Pick out each line of the records that includes the string "pardus", and copy it.

* * *

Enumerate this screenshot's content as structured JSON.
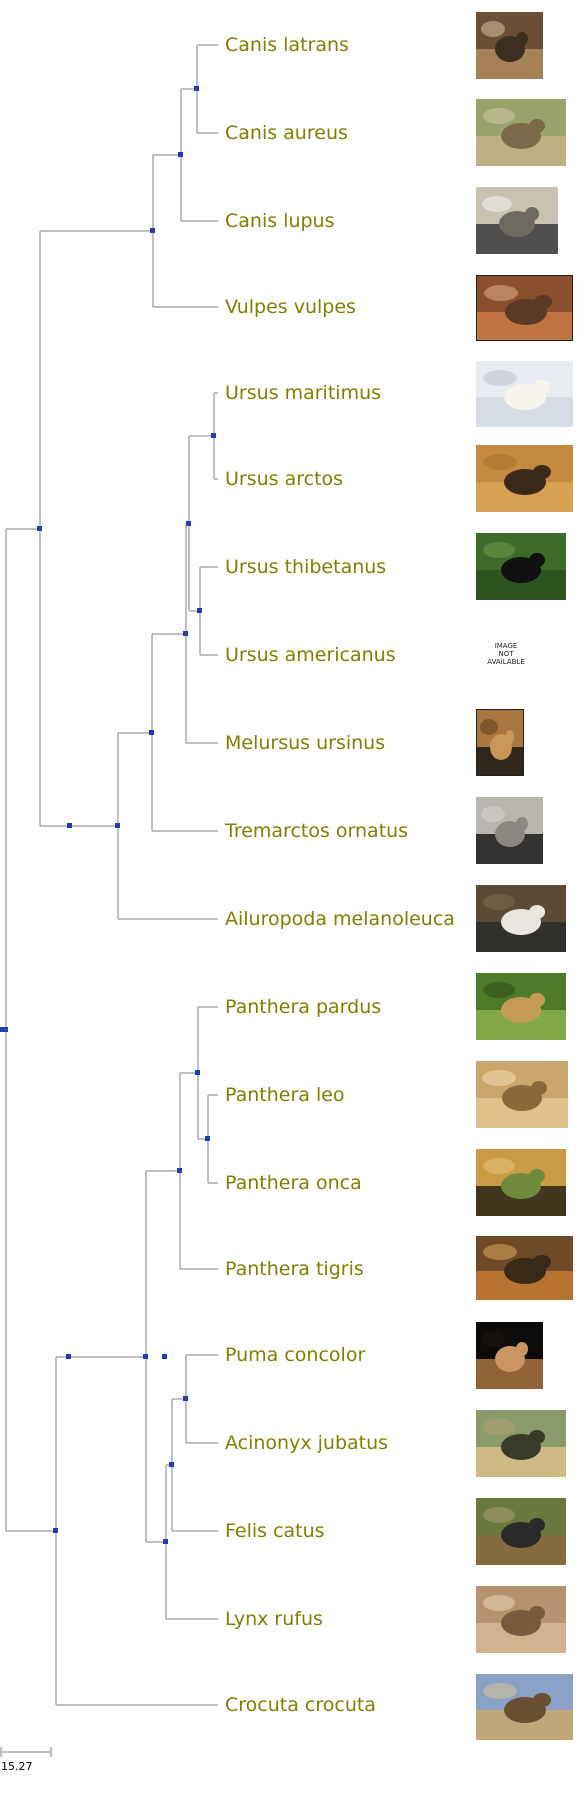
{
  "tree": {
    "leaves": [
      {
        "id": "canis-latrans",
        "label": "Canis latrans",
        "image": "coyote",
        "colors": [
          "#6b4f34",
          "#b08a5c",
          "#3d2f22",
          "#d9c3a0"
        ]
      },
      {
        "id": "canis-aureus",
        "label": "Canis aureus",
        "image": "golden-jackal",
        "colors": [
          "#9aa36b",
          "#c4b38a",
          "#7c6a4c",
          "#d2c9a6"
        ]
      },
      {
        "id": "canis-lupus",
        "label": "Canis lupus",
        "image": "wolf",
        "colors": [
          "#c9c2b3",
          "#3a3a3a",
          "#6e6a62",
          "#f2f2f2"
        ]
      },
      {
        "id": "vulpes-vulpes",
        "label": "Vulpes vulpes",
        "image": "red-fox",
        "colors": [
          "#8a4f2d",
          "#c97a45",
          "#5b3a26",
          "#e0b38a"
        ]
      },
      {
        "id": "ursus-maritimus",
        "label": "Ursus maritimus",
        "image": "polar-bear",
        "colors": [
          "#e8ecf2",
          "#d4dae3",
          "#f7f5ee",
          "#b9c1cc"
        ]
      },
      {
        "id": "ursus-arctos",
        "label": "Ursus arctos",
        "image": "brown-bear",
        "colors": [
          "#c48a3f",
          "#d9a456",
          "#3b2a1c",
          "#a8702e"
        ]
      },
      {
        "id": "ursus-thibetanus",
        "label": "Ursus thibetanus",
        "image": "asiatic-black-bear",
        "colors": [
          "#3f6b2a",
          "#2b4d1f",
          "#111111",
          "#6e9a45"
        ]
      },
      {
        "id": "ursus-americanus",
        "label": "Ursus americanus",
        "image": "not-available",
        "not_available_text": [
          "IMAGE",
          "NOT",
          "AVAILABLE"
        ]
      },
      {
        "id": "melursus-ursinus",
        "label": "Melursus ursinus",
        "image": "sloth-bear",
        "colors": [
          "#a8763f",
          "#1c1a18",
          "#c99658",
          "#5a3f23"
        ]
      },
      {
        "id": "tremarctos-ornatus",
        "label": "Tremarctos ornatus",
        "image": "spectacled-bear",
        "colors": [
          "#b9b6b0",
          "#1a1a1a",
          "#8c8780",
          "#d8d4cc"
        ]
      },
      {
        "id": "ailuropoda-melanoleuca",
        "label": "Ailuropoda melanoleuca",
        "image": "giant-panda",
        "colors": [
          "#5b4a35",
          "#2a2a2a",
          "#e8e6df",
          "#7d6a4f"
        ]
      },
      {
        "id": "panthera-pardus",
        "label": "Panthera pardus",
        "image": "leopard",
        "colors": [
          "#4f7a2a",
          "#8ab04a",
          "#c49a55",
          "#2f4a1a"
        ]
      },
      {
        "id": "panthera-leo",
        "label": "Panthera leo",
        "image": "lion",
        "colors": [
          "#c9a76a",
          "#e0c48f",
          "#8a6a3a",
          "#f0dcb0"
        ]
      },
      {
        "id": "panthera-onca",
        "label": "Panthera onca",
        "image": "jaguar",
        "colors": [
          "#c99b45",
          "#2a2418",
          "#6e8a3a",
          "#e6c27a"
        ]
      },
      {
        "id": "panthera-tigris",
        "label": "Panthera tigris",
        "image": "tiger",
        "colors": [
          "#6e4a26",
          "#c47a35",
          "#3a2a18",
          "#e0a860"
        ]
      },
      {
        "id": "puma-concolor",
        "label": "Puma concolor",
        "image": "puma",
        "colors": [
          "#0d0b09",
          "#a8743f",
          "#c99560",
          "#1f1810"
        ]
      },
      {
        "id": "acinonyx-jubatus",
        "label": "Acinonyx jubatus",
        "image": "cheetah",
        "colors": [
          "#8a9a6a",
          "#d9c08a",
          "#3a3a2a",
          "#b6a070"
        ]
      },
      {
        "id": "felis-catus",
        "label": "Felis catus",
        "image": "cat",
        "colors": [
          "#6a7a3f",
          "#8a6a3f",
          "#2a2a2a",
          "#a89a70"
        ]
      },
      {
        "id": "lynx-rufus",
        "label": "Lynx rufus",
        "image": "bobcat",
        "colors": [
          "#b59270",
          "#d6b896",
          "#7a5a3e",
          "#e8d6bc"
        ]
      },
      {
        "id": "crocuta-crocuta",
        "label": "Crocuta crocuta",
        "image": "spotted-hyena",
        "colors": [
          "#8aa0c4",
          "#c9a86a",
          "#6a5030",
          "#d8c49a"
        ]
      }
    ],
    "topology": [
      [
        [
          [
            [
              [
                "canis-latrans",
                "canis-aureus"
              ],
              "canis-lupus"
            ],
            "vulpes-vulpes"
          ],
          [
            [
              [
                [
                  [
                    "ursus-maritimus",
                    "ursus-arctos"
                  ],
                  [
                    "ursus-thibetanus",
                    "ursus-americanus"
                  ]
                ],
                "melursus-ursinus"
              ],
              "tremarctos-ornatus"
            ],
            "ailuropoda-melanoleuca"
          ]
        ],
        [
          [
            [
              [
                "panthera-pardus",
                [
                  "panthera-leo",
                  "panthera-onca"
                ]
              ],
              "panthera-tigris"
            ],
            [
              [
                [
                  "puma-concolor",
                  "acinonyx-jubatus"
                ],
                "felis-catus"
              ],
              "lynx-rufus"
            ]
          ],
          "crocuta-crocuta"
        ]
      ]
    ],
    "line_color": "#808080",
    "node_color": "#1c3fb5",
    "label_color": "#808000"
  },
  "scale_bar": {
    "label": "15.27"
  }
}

* * *

▶ EXERCISE ANSWER:
        "id": "panthera-pardus",
        "label": "Panthera pardus",
                "panthera-pardus",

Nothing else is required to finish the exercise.